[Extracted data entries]
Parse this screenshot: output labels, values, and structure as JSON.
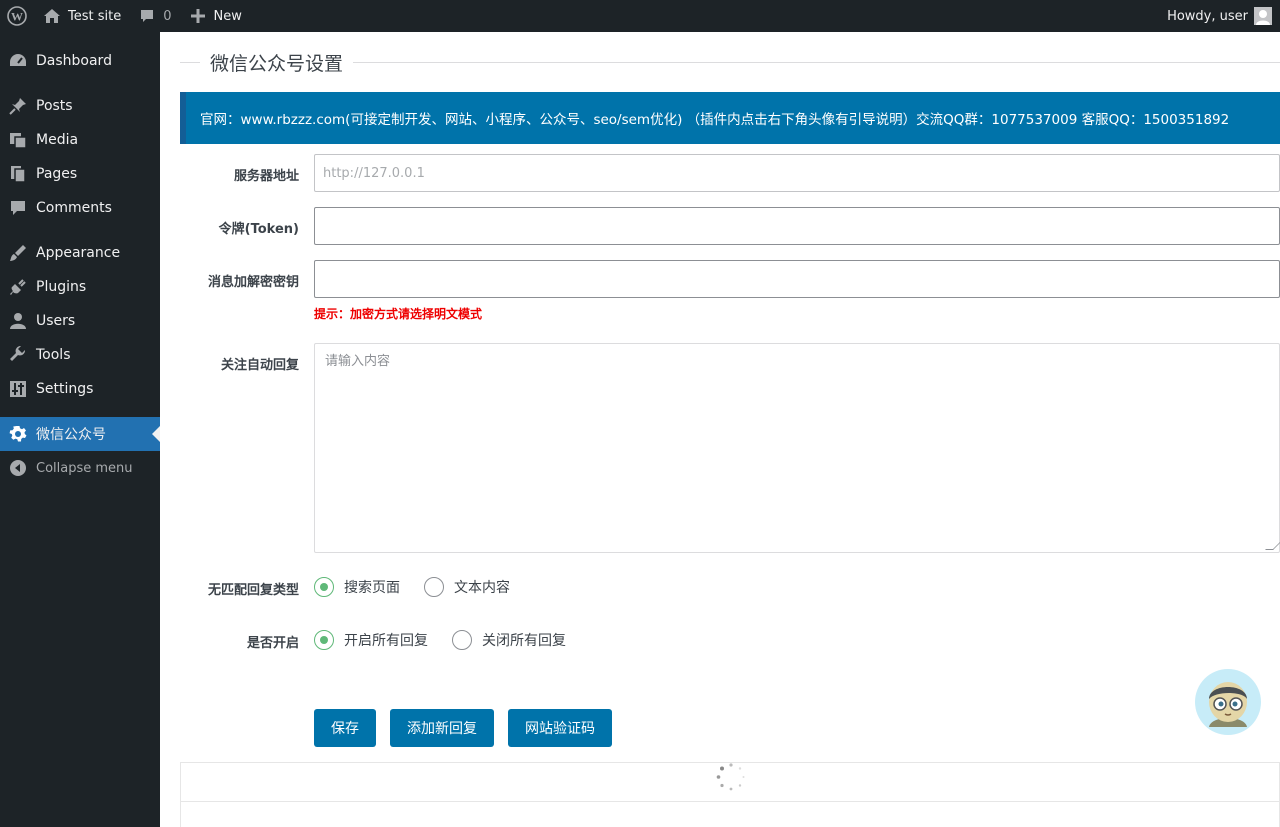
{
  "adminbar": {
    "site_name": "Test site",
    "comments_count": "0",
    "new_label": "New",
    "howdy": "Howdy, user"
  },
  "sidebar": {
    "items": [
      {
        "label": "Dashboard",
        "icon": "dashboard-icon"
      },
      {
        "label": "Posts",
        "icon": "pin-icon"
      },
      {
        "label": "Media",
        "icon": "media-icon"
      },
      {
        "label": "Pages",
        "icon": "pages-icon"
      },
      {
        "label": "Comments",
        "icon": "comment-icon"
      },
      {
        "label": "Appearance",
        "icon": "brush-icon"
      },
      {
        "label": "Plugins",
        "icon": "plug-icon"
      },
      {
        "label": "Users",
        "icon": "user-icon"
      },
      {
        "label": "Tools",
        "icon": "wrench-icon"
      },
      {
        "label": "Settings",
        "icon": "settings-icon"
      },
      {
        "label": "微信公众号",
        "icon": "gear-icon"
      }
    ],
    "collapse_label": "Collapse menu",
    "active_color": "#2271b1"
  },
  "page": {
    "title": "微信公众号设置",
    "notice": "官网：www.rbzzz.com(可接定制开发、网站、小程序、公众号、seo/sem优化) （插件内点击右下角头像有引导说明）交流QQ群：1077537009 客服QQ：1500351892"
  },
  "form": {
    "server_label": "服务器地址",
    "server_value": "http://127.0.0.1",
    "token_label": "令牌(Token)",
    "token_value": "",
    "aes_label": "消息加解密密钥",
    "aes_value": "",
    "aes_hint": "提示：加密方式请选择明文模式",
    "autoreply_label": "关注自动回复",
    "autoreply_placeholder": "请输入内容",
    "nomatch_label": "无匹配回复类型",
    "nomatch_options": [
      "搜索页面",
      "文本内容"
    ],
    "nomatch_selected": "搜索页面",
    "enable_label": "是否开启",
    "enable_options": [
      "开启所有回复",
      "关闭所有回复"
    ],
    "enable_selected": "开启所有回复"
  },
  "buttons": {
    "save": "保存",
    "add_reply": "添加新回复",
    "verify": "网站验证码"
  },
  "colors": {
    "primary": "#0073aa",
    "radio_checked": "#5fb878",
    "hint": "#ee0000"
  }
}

* * *

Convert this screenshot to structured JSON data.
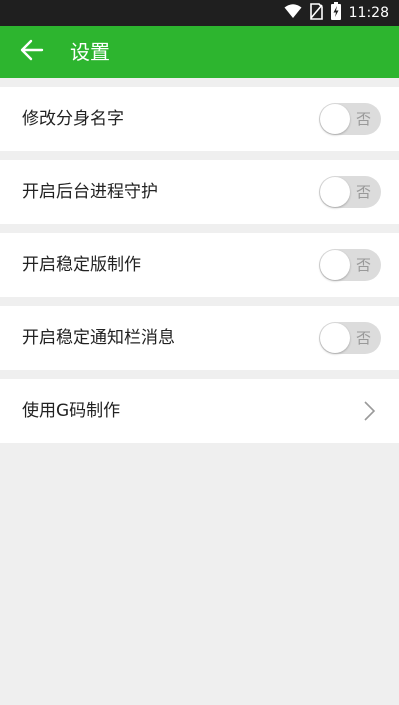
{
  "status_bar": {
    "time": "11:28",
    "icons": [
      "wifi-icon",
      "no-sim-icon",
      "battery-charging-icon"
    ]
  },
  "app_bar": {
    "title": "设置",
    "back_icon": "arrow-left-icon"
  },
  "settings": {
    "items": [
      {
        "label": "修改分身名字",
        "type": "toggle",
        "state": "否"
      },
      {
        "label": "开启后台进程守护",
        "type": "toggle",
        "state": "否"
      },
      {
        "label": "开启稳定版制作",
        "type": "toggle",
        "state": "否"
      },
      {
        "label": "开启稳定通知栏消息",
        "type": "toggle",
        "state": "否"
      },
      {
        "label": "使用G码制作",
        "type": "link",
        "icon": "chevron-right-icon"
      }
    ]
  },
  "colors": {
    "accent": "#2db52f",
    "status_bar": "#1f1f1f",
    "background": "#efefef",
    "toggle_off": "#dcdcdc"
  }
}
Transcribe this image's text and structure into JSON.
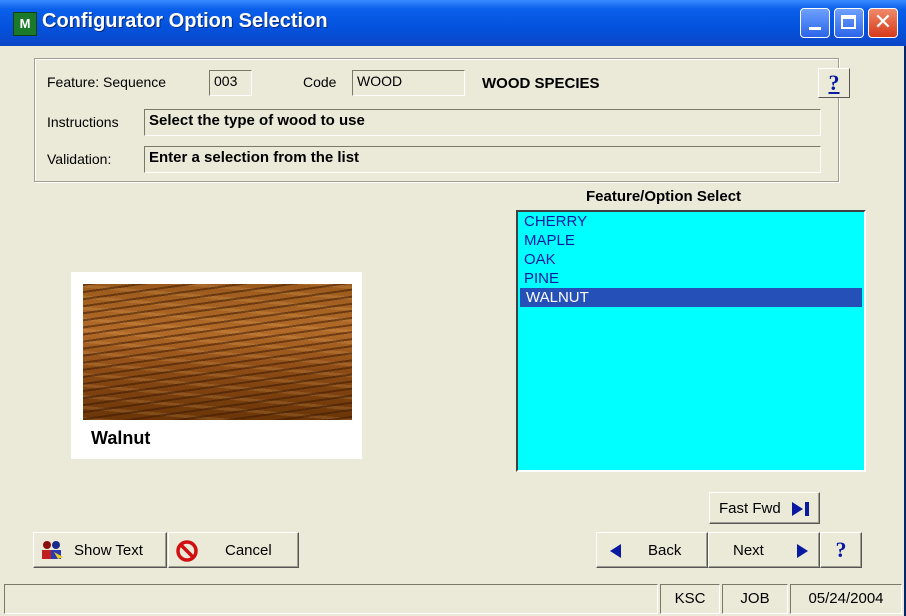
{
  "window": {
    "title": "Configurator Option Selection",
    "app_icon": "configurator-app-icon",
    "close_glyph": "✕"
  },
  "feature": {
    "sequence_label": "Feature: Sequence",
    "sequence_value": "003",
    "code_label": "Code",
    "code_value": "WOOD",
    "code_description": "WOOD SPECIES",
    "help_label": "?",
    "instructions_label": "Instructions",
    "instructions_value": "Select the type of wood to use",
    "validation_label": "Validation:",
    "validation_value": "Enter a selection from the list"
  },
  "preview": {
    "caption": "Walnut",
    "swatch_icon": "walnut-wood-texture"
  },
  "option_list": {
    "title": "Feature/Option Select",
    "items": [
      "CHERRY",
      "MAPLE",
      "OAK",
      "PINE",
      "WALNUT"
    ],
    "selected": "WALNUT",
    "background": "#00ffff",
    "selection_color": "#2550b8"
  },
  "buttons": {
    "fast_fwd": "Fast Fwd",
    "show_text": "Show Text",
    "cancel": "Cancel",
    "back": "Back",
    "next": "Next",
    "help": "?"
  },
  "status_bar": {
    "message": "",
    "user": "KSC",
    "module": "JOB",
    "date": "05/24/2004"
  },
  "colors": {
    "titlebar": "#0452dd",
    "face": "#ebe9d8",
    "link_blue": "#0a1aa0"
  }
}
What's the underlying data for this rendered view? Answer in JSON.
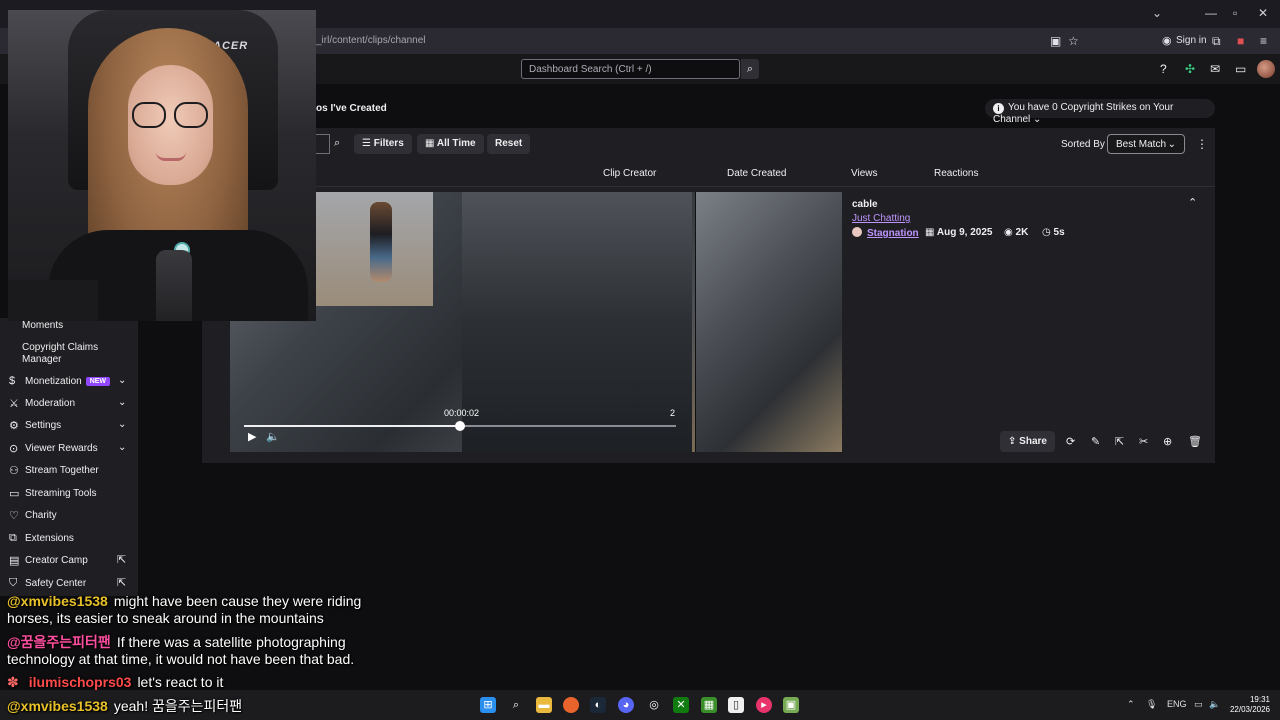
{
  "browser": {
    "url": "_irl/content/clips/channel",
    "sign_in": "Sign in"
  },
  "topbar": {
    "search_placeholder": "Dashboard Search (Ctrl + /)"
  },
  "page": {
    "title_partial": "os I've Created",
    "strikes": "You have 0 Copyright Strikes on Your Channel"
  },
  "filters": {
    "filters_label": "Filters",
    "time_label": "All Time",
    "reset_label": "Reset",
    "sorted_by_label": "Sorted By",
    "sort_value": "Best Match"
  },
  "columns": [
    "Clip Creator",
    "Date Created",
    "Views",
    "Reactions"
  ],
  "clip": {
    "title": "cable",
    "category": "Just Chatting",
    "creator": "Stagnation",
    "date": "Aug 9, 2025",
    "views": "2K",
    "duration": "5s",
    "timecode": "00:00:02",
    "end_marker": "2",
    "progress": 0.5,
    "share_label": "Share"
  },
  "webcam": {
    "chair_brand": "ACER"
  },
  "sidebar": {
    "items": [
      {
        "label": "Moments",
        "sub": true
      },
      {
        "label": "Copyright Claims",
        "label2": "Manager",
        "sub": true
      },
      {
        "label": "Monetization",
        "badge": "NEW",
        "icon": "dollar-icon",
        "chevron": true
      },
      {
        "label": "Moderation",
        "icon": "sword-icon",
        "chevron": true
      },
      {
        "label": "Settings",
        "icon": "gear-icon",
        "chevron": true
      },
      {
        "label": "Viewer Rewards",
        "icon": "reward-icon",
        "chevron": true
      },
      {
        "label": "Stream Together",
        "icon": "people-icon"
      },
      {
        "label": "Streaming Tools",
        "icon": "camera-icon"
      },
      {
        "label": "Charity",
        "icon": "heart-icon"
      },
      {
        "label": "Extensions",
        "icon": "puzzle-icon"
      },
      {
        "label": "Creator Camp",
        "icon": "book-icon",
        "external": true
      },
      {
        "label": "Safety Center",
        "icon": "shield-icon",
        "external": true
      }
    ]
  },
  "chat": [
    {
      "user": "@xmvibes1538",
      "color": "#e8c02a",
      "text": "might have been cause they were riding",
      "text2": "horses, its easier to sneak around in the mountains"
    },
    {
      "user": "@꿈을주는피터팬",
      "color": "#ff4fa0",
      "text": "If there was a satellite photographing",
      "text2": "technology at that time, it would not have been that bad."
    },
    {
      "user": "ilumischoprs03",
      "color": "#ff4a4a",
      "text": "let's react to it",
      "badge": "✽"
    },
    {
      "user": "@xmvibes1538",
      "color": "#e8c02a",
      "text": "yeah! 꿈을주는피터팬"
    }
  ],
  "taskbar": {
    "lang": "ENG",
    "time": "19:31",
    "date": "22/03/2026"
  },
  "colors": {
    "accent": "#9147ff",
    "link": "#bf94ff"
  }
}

__Work to do__
Pull out and copy each line containing the string "JSON".

__Response to this exercise__
Parse this screenshot: output labels, values, and structure as JSON.
Convert this screenshot to structured JSON data.
Transcribe this image's text and structure into JSON.
What's the underlying data for this rendered view? Answer in JSON.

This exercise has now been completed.